### [Task goal]
Locate the lines where "是个政治问题" occurs and copy them as they stand.

Dataset excerpt
* * *

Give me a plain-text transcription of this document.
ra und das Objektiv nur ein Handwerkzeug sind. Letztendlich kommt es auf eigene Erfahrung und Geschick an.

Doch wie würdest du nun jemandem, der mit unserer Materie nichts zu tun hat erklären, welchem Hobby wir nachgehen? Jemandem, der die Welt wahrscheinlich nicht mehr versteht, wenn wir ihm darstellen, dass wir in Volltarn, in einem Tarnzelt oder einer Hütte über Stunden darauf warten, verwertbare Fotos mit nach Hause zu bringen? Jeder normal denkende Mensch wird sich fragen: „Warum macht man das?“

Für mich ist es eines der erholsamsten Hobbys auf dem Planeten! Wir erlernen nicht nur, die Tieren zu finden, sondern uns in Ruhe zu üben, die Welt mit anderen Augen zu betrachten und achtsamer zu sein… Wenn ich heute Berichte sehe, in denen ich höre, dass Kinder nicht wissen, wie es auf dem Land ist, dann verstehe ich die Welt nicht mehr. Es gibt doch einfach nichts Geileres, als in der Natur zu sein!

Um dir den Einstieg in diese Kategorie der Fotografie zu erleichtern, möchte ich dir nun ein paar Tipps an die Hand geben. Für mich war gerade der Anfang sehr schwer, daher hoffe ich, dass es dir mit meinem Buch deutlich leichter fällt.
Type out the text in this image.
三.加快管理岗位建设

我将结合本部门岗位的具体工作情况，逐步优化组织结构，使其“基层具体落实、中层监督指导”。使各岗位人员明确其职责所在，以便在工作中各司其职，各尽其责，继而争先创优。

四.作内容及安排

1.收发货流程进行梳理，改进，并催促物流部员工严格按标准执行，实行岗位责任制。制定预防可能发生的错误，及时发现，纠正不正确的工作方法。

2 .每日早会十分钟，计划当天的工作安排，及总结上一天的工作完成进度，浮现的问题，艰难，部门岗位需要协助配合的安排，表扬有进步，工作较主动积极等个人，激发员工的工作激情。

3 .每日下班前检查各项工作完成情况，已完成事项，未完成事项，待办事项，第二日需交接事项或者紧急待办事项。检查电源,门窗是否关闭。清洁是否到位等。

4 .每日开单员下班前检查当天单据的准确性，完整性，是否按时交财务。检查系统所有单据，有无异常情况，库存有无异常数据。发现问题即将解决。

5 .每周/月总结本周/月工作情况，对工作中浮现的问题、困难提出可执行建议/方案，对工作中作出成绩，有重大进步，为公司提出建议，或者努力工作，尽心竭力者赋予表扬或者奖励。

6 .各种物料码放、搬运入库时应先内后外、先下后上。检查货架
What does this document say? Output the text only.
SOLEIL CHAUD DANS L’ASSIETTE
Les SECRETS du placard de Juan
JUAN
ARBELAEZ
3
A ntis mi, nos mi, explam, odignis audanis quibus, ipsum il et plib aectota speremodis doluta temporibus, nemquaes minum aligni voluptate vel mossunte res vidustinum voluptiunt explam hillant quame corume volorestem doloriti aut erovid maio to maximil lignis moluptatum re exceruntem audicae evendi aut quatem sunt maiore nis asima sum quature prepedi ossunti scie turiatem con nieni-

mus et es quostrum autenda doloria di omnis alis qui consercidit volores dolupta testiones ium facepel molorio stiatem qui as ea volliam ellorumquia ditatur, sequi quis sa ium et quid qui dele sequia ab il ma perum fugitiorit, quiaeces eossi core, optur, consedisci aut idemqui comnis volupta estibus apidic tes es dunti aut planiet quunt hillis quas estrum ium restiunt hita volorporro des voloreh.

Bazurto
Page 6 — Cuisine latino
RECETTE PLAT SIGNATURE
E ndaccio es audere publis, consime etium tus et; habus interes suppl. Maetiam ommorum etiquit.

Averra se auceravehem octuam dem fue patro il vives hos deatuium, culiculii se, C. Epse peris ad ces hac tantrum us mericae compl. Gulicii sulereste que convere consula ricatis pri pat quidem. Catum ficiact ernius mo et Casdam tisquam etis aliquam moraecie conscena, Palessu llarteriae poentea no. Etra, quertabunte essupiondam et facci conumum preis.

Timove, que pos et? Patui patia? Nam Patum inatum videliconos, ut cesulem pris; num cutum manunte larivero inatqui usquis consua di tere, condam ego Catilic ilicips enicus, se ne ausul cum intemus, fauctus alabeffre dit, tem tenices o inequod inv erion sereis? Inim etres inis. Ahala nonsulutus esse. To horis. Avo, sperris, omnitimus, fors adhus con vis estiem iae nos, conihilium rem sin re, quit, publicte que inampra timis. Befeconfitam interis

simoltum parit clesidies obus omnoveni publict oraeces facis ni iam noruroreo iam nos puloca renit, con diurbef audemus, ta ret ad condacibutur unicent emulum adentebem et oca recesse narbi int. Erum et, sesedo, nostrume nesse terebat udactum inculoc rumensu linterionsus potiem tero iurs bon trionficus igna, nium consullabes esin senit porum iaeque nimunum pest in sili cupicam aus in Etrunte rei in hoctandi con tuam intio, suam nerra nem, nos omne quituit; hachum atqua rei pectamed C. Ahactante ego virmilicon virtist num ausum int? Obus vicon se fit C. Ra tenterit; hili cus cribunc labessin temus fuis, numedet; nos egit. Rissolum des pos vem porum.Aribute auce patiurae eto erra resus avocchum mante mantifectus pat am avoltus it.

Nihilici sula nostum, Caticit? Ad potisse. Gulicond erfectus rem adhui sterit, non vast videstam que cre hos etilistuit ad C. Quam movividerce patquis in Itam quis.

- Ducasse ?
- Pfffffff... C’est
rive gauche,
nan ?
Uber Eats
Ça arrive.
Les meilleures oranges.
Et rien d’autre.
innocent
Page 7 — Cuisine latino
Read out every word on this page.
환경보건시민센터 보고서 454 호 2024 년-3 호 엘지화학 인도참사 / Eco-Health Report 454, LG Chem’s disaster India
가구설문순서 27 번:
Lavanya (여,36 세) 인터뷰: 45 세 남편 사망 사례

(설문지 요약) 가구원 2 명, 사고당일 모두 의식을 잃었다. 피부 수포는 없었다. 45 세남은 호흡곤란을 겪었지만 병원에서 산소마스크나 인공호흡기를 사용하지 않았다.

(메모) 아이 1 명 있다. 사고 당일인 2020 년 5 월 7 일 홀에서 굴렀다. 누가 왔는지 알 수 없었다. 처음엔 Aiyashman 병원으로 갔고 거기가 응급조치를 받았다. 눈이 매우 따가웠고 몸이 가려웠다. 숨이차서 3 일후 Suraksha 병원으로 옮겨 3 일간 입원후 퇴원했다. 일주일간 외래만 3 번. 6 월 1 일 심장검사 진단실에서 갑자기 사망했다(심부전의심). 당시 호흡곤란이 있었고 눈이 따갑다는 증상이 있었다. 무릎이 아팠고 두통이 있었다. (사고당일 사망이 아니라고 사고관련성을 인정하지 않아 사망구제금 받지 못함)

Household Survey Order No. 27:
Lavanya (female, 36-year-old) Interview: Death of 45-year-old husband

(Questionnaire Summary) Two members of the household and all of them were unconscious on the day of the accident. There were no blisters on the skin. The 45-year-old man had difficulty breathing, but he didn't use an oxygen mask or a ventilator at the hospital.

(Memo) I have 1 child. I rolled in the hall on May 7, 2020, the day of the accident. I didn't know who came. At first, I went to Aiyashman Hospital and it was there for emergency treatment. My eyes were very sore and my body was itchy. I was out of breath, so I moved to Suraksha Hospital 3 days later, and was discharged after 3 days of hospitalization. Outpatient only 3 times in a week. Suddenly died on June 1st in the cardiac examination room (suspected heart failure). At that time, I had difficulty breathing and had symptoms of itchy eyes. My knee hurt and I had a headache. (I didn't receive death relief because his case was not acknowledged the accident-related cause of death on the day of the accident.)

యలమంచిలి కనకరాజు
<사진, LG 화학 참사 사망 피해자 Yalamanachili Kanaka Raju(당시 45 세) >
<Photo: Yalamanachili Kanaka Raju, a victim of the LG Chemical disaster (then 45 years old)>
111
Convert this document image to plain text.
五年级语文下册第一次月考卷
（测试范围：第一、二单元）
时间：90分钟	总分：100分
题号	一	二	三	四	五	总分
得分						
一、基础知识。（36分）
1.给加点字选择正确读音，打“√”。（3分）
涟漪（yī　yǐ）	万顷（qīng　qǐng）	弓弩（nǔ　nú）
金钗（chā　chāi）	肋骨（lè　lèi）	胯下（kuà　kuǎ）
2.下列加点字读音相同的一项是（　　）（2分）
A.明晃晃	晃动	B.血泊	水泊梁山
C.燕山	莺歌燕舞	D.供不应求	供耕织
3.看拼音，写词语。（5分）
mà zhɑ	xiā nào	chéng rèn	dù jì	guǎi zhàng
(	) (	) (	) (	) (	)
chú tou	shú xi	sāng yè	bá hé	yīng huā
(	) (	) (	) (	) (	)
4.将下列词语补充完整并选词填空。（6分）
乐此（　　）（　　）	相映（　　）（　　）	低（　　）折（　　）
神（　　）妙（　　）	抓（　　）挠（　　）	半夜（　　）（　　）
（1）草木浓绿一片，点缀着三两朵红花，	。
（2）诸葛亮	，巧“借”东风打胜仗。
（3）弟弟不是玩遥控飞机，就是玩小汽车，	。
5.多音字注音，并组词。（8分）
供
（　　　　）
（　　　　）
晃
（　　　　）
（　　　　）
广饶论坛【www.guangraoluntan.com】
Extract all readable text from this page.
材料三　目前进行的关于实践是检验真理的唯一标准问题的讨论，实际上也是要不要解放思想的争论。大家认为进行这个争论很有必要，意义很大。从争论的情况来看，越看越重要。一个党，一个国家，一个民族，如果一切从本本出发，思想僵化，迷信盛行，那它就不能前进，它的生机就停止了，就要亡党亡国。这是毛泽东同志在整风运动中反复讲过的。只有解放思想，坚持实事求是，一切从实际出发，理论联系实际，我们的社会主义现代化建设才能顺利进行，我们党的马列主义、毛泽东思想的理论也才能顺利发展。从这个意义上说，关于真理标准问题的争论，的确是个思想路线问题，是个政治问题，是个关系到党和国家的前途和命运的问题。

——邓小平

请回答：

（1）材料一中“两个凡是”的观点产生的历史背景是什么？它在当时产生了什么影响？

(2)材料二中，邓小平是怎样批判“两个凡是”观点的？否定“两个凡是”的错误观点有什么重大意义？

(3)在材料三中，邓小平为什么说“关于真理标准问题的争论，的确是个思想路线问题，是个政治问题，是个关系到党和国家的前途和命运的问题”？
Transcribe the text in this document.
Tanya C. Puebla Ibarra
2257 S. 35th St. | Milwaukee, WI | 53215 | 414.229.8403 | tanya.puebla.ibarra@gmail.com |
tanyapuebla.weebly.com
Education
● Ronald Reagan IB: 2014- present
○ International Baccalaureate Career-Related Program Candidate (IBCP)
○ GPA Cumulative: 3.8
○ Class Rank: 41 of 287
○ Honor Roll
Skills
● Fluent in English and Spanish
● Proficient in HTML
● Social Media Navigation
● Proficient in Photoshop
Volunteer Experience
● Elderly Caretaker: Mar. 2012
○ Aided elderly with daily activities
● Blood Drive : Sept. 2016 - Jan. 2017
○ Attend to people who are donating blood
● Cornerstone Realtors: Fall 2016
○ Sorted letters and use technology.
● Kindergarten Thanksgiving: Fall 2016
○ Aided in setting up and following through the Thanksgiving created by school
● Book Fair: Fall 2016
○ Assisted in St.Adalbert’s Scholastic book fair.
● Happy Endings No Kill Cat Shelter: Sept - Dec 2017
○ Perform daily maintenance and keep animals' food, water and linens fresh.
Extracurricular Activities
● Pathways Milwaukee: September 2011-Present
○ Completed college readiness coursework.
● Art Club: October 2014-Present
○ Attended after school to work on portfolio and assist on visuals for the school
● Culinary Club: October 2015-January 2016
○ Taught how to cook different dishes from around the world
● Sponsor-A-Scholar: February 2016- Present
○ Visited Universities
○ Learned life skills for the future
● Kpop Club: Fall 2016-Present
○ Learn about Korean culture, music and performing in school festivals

* * *

### [Task solution]
材料三　目前进行的关于实践是检验真理的唯一标准问题的讨论，实际上也是要不要解放思想的争论。大家认为进行这个争论很有必要，意义很大。从争论的情况来看，越看越重要。一个党，一个国家，一个民族，如果一切从本本出发，思想僵化，迷信盛行，那它就不能前进，它的生机就停止了，就要亡党亡国。这是毛泽东同志在整风运动中反复讲过的。只有解放思想，坚持实事求是，一切从实际出发，理论联系实际，我们的社会主义现代化建设才能顺利进行，我们党的马列主义、毛泽东思想的理论也才能顺利发展。从这个意义上说，关于真理标准问题的争论，的确是个思想路线问题，是个政治问题，是个关系到党和国家的前途和命运的问题。
(3)在材料三中，邓小平为什么说“关于真理标准问题的争论，的确是个思想路线问题，是个政治问题，是个关系到党和国家的前途和命运的问题”？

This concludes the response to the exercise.